## Dataset items
▼

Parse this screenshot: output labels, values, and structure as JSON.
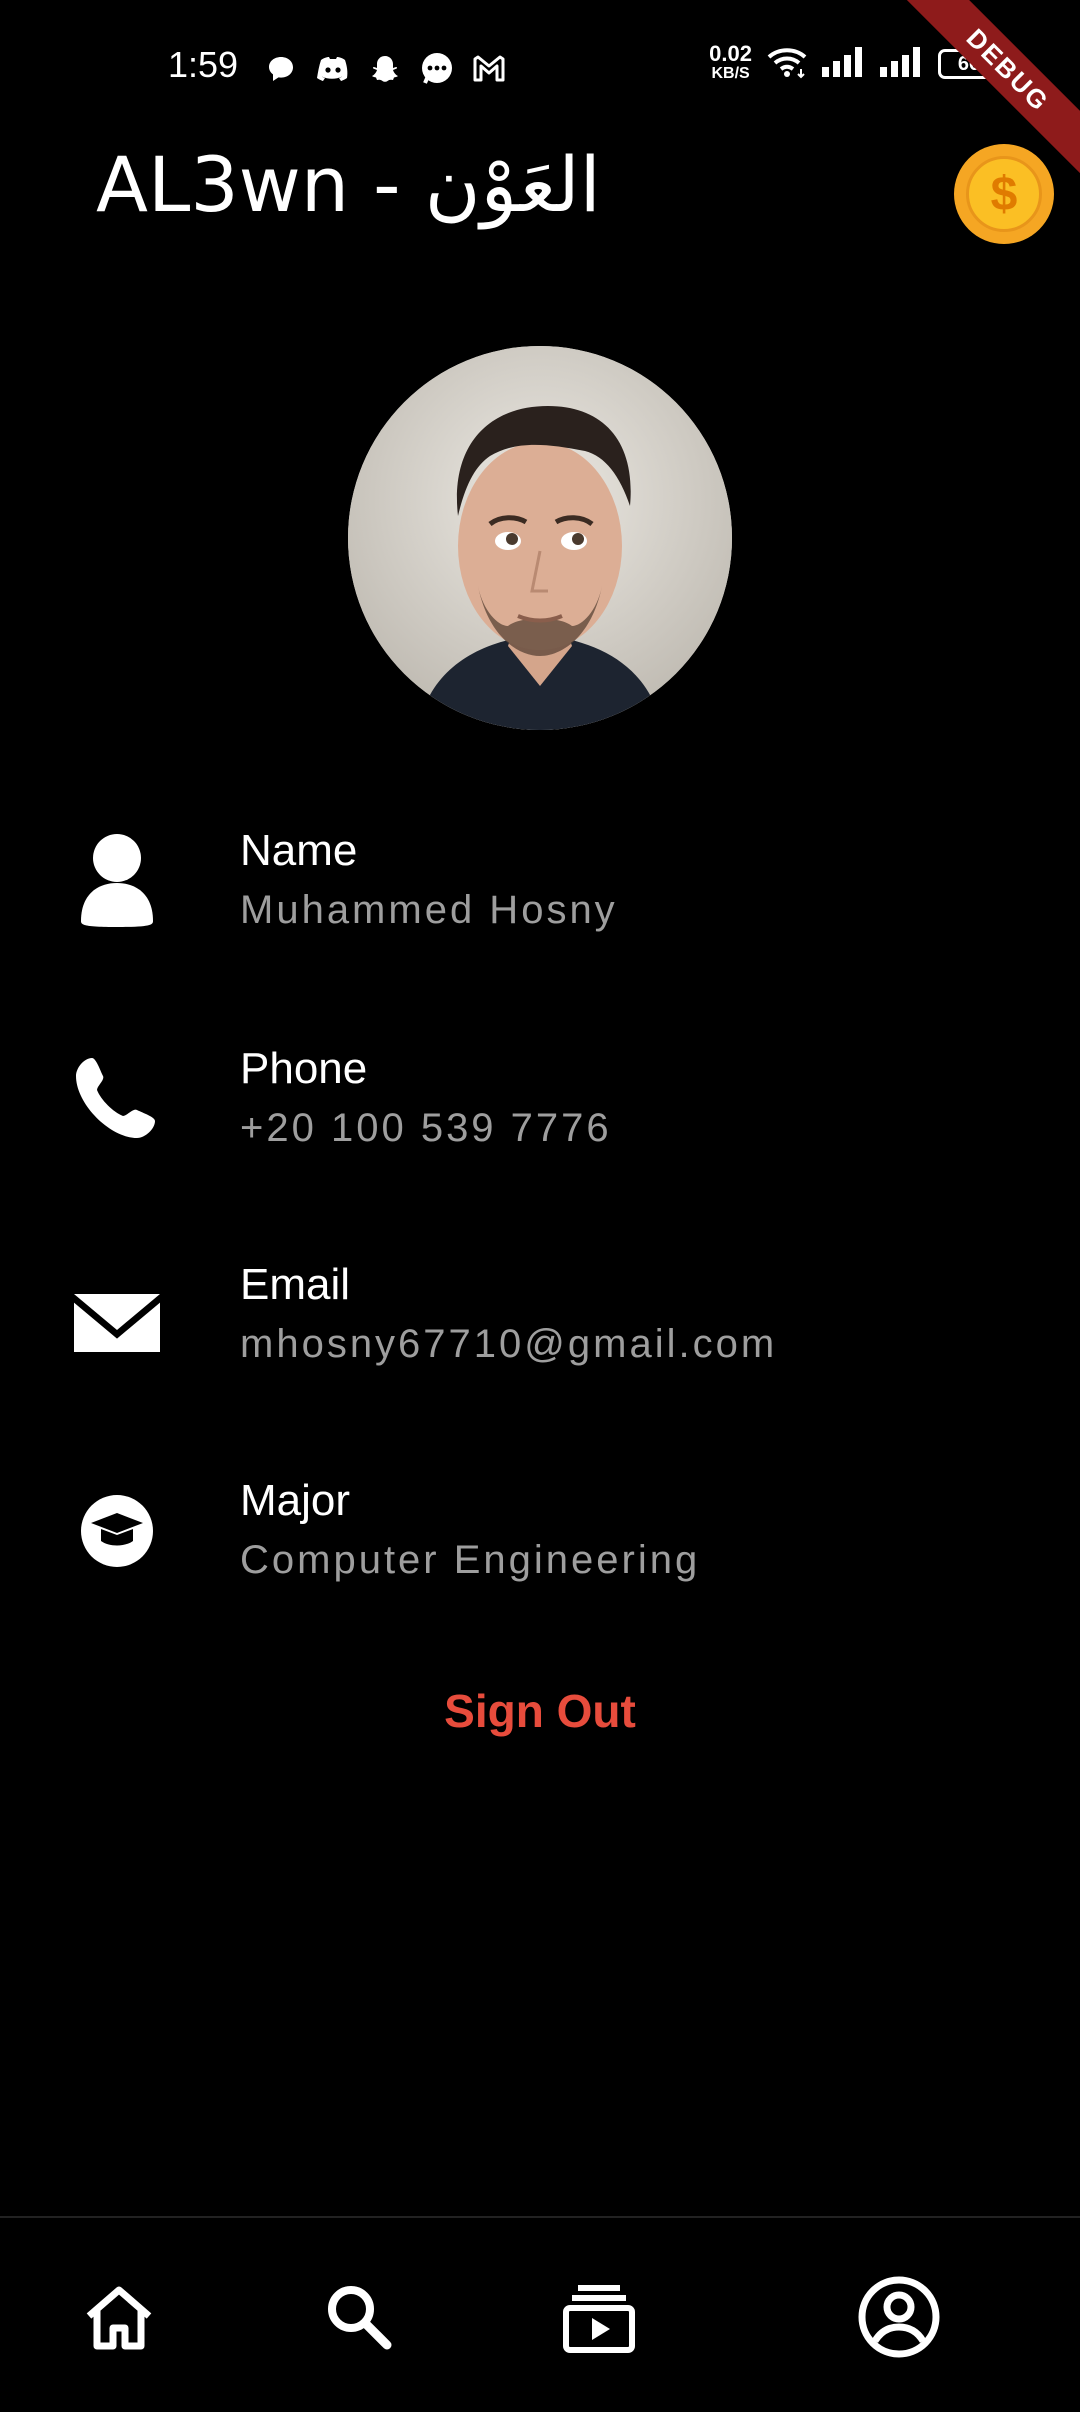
{
  "status_bar": {
    "time": "1:59",
    "net_speed": "0.02",
    "net_unit": "KB/S",
    "battery": "66",
    "notification_icons": [
      "chat-bubble-icon",
      "discord-icon",
      "snapchat-icon",
      "messenger-icon",
      "gmail-icon"
    ]
  },
  "debug_banner": "DEBUG",
  "app_bar": {
    "title": "AL3wn - العَوْن",
    "coin_symbol": "$"
  },
  "profile": {
    "rows": [
      {
        "label": "Name",
        "value": "Muhammed Hosny",
        "icon": "person-icon"
      },
      {
        "label": "Phone",
        "value": "+20 100 539 7776",
        "icon": "phone-icon"
      },
      {
        "label": "Email",
        "value": "mhosny67710@gmail.com",
        "icon": "mail-icon"
      },
      {
        "label": "Major",
        "value": "Computer Engineering",
        "icon": "graduation-cap-icon"
      }
    ],
    "sign_out": "Sign Out"
  },
  "colors": {
    "background": "#000000",
    "sign_out": "#e74c3c",
    "secondary_text": "#9e9e9e",
    "coin": "#f5a623"
  },
  "bottom_nav": {
    "items": [
      "home-icon",
      "search-icon",
      "video-library-icon",
      "account-circle-icon"
    ]
  }
}
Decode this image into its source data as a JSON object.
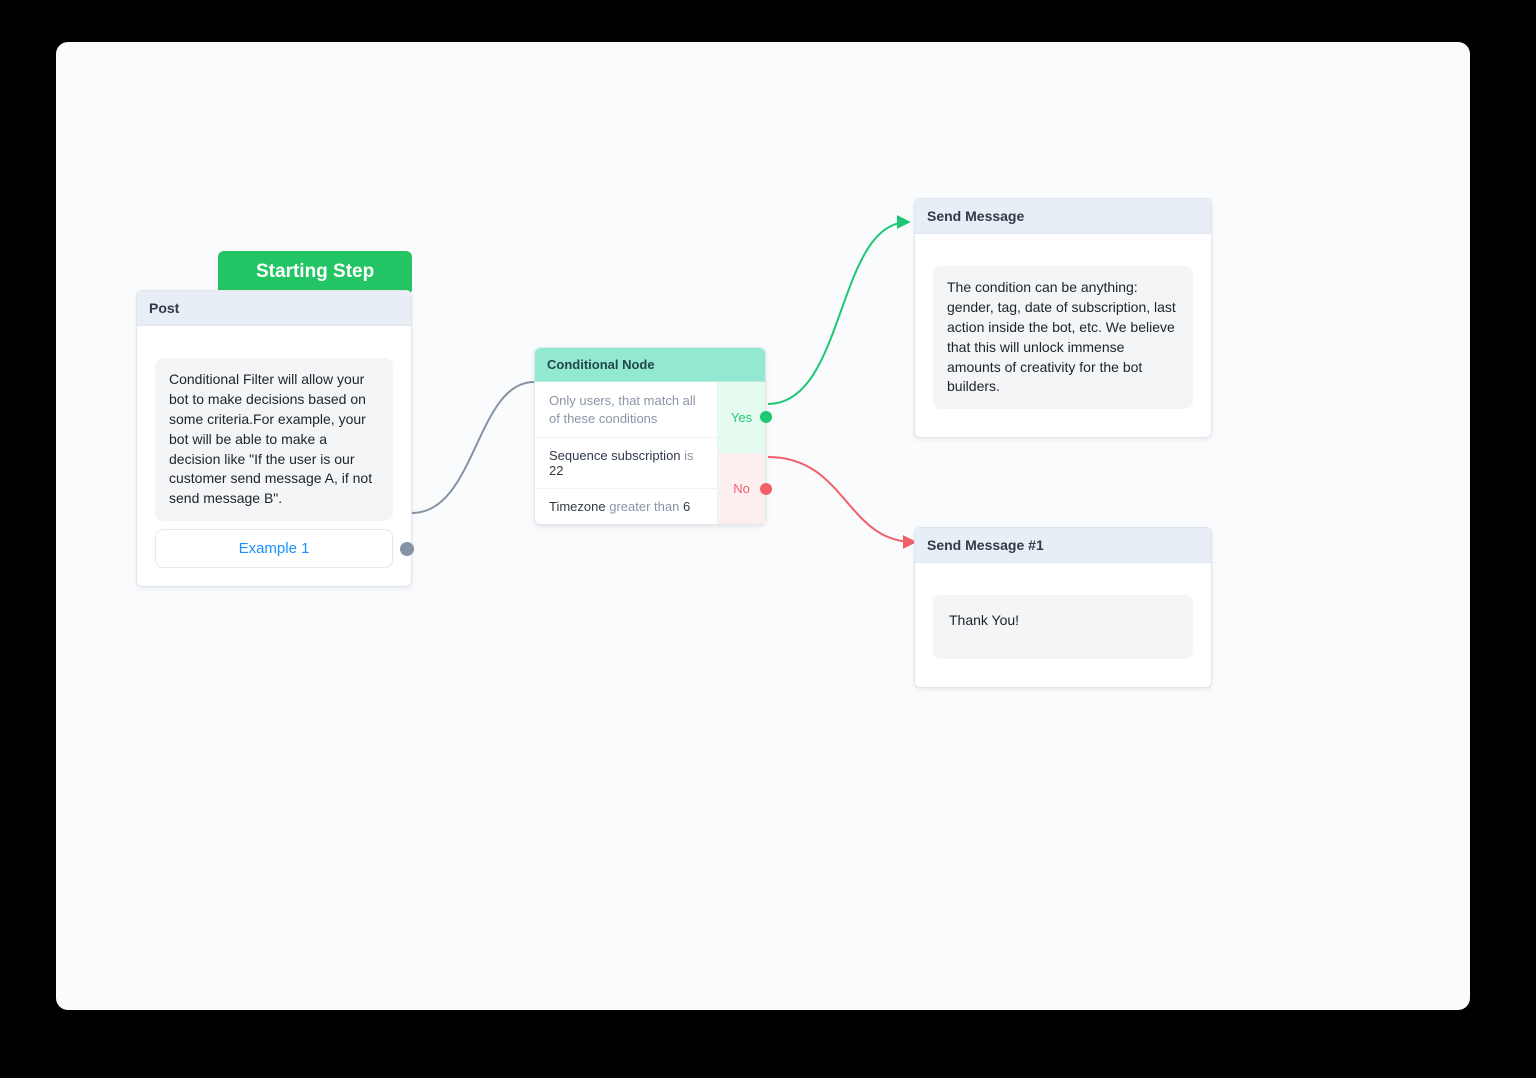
{
  "startingStep": {
    "label": "Starting Step"
  },
  "postNode": {
    "title": "Post",
    "body": "Conditional Filter will allow your bot to make decisions based on some criteria.For example, your bot will be able to make a decision like \"If the user is our customer send message A, if not send message B\".",
    "buttonLabel": "Example 1"
  },
  "conditionalNode": {
    "title": "Conditional Node",
    "intro": "Only users, that match all of these conditions",
    "rule1": {
      "field": "Sequence subscription",
      "op": "is",
      "value": "22"
    },
    "rule2": {
      "field": "Timezone",
      "op": "greater than",
      "value": "6"
    },
    "yesLabel": "Yes",
    "noLabel": "No"
  },
  "sendMessage": {
    "title": "Send Message",
    "body": "The condition can be anything: gender, tag, date of subscription, last action inside the bot, etc. We believe that this will unlock immense amounts of creativity for the bot builders."
  },
  "sendMessage1": {
    "title": "Send Message #1",
    "body": "Thank You!"
  },
  "colors": {
    "pillGreen": "#23c463",
    "yesGreen": "#1ec773",
    "noRed": "#f0606b",
    "wireGray": "#8593a6",
    "linkBlue": "#1990ff",
    "condHeader": "#93e8d2"
  }
}
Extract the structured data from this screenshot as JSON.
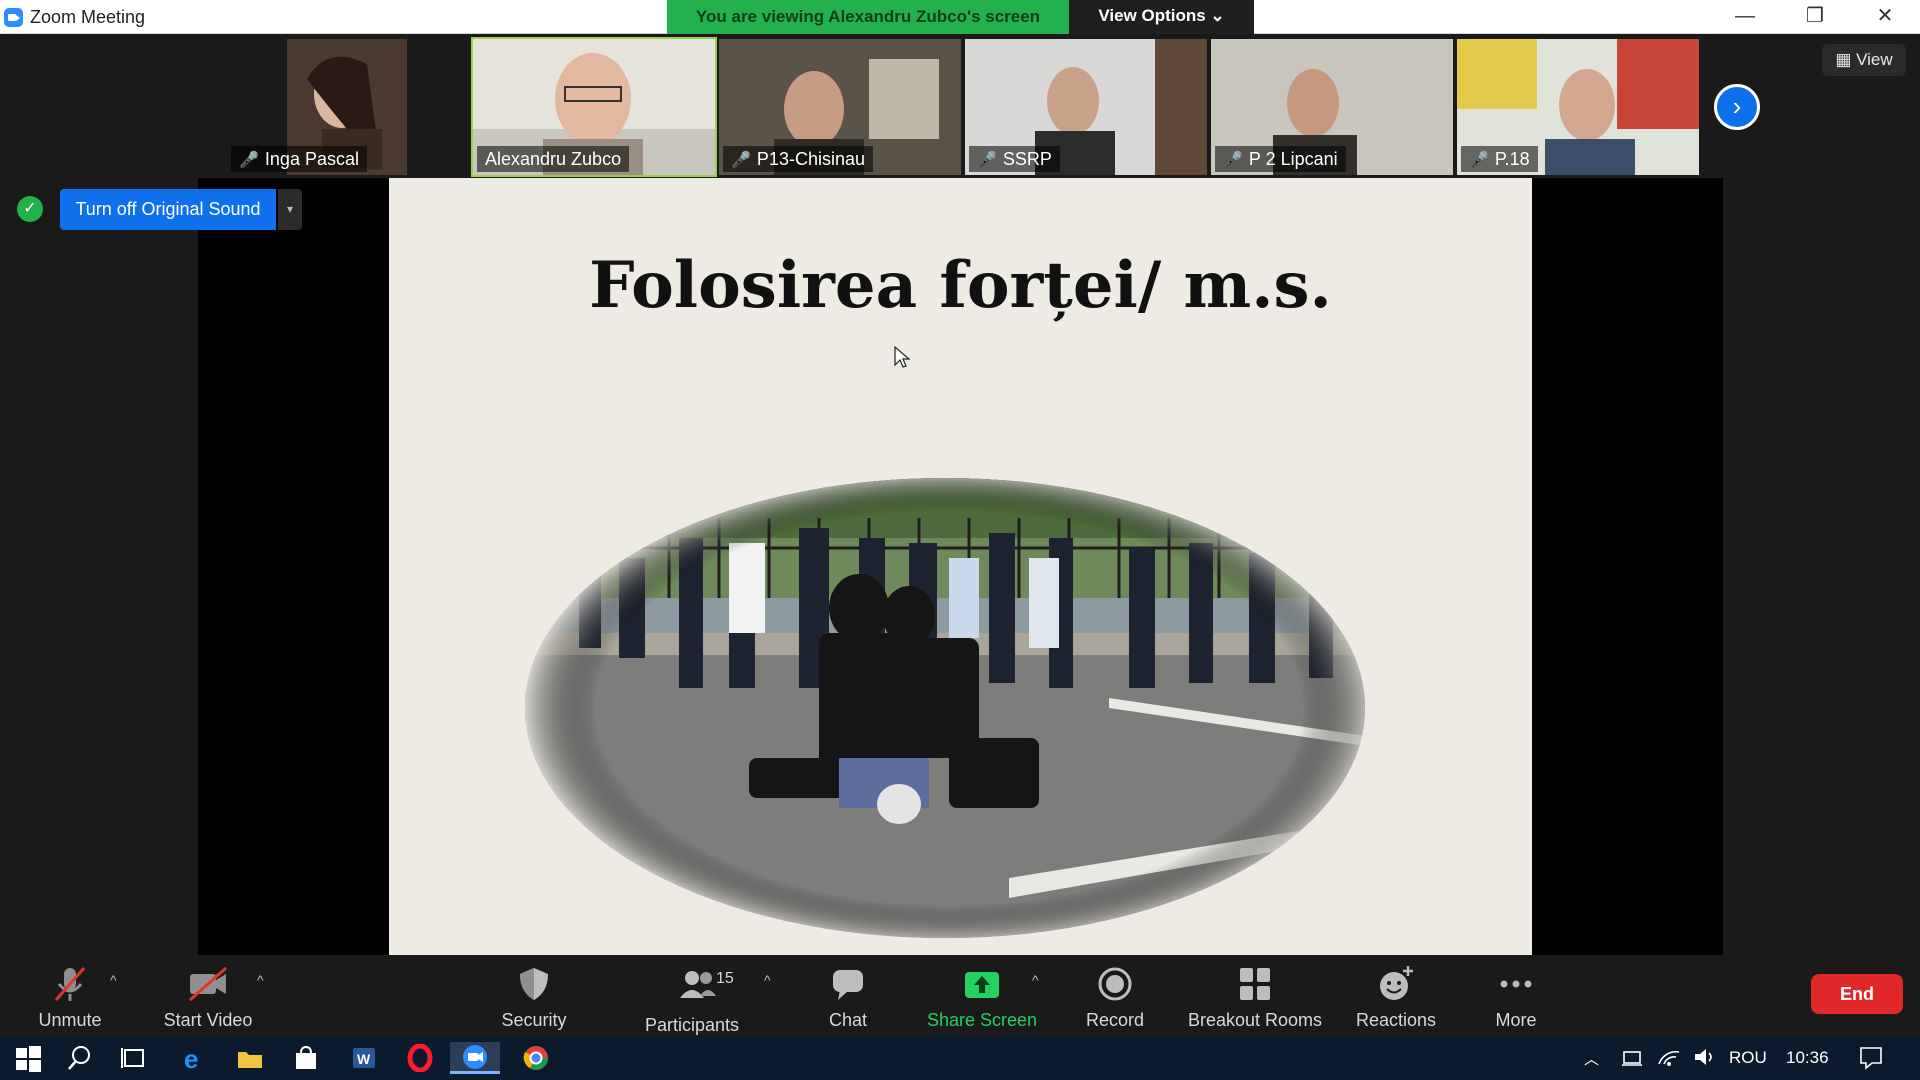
{
  "window": {
    "title": "Zoom Meeting",
    "viewing_banner": "You are viewing Alexandru Zubco's screen",
    "view_options": "View Options ⌄",
    "minimize": "—",
    "restore": "❐",
    "close": "✕"
  },
  "gallery": {
    "view_label": "View",
    "next_label": "›",
    "participants": [
      {
        "name": "Inga Pascal",
        "muted": true
      },
      {
        "name": "Alexandru Zubco",
        "muted": false,
        "active": true
      },
      {
        "name": "P13-Chisinau",
        "muted": true
      },
      {
        "name": "SSRP",
        "muted": true
      },
      {
        "name": "P 2 Lipcani",
        "muted": true
      },
      {
        "name": "P.18",
        "muted": true
      }
    ]
  },
  "audio": {
    "original_sound_button": "Turn off Original Sound",
    "dropdown": "▾"
  },
  "slide": {
    "title": "Folosirea forței/ m.s."
  },
  "toolbar": {
    "unmute": "Unmute",
    "start_video": "Start Video",
    "security": "Security",
    "participants": "Participants",
    "participants_count": "15",
    "chat": "Chat",
    "share_screen": "Share Screen",
    "record": "Record",
    "breakout_rooms": "Breakout Rooms",
    "reactions": "Reactions",
    "more": "More",
    "end": "End",
    "caret": "^"
  },
  "taskbar": {
    "language": "ROU",
    "time": "10:36"
  },
  "colors": {
    "zoom_blue": "#0e71eb",
    "banner_green": "#23b14d",
    "end_red": "#e02828",
    "mute_red": "#e5332a"
  }
}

▲

## YOUR INSTRUCTIONS
All of the data needs repeating exactly, but the pictures do not.

## RESPONSE TO THIS TASK
Parse this screenshot: output labels, values, and structure as JSON.
{
  "status_bar": {
    "time": "1:59",
    "net_speed": "0.02",
    "net_unit": "KB/S",
    "battery": "66",
    "notification_icons": [
      "chat-bubble-icon",
      "discord-icon",
      "snapchat-icon",
      "messenger-icon",
      "gmail-icon"
    ]
  },
  "debug_banner": "DEBUG",
  "app_bar": {
    "title": "AL3wn - العَوْن",
    "coin_symbol": "$"
  },
  "profile": {
    "rows": [
      {
        "label": "Name",
        "value": "Muhammed Hosny",
        "icon": "person-icon"
      },
      {
        "label": "Phone",
        "value": "+20 100 539 7776",
        "icon": "phone-icon"
      },
      {
        "label": "Email",
        "value": "mhosny67710@gmail.com",
        "icon": "mail-icon"
      },
      {
        "label": "Major",
        "value": "Computer Engineering",
        "icon": "graduation-cap-icon"
      }
    ],
    "sign_out": "Sign Out"
  },
  "colors": {
    "background": "#000000",
    "sign_out": "#e74c3c",
    "secondary_text": "#9e9e9e",
    "coin": "#f5a623"
  },
  "bottom_nav": {
    "items": [
      "home-icon",
      "search-icon",
      "video-library-icon",
      "account-circle-icon"
    ]
  }
}
Decode this image into its source data as a JSON object.
{
  "startingStep": {
    "label": "Starting Step"
  },
  "postNode": {
    "title": "Post",
    "body": "Conditional Filter will allow your bot to make decisions based on some criteria.For example, your bot will be able to make a decision like \"If the user is our customer send message A, if not send message B\".",
    "buttonLabel": "Example 1"
  },
  "conditionalNode": {
    "title": "Conditional Node",
    "intro": "Only users, that match all of these conditions",
    "rule1": {
      "field": "Sequence subscription",
      "op": "is",
      "value": "22"
    },
    "rule2": {
      "field": "Timezone",
      "op": "greater than",
      "value": "6"
    },
    "yesLabel": "Yes",
    "noLabel": "No"
  },
  "sendMessage": {
    "title": "Send Message",
    "body": "The condition can be anything: gender, tag, date of subscription, last action inside the bot, etc. We believe that this will unlock immense amounts of creativity for the bot builders."
  },
  "sendMessage1": {
    "title": "Send Message #1",
    "body": "Thank You!"
  },
  "colors": {
    "pillGreen": "#23c463",
    "yesGreen": "#1ec773",
    "noRed": "#f0606b",
    "wireGray": "#8593a6",
    "linkBlue": "#1990ff",
    "condHeader": "#93e8d2"
  }
}
Extract the structured data from this screenshot as JSON.
{
  "window": {
    "title": "Zoom Meeting",
    "viewing_banner": "You are viewing Alexandru Zubco's screen",
    "view_options": "View Options ⌄",
    "minimize": "—",
    "restore": "❐",
    "close": "✕"
  },
  "gallery": {
    "view_label": "View",
    "next_label": "›",
    "participants": [
      {
        "name": "Inga Pascal",
        "muted": true
      },
      {
        "name": "Alexandru Zubco",
        "muted": false,
        "active": true
      },
      {
        "name": "P13-Chisinau",
        "muted": true
      },
      {
        "name": "SSRP",
        "muted": true
      },
      {
        "name": "P 2 Lipcani",
        "muted": true
      },
      {
        "name": "P.18",
        "muted": true
      }
    ]
  },
  "audio": {
    "original_sound_button": "Turn off Original Sound",
    "dropdown": "▾"
  },
  "slide": {
    "title": "Folosirea forței/ m.s."
  },
  "toolbar": {
    "unmute": "Unmute",
    "start_video": "Start Video",
    "security": "Security",
    "participants": "Participants",
    "participants_count": "15",
    "chat": "Chat",
    "share_screen": "Share Screen",
    "record": "Record",
    "breakout_rooms": "Breakout Rooms",
    "reactions": "Reactions",
    "more": "More",
    "end": "End",
    "caret": "^"
  },
  "taskbar": {
    "language": "ROU",
    "time": "10:36"
  },
  "colors": {
    "zoom_blue": "#0e71eb",
    "banner_green": "#23b14d",
    "end_red": "#e02828",
    "mute_red": "#e5332a"
  }
}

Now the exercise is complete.